Collected data:
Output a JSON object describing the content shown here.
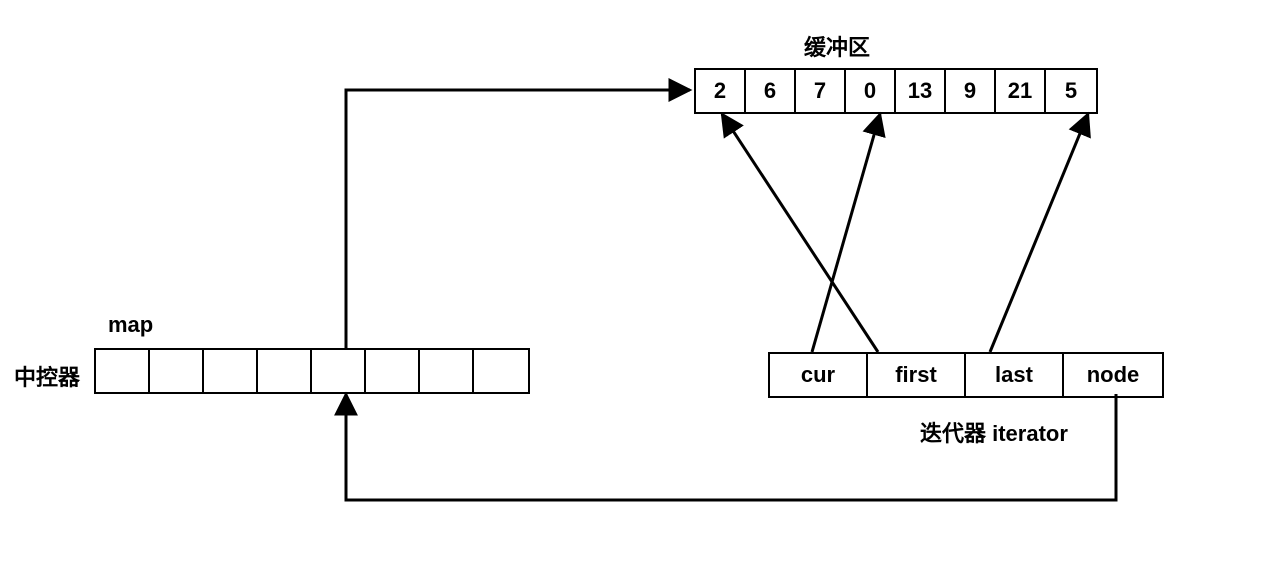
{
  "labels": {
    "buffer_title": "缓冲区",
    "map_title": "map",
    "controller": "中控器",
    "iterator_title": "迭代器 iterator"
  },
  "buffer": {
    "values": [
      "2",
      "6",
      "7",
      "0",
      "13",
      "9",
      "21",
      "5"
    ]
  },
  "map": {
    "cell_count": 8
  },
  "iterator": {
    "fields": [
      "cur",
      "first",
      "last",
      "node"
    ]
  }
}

▶ Exercise instructions:
Where a line of the data holds "iterator", show that line.

▶ In response:
    "iterator_title": "迭代器 iterator"
  "iterator": {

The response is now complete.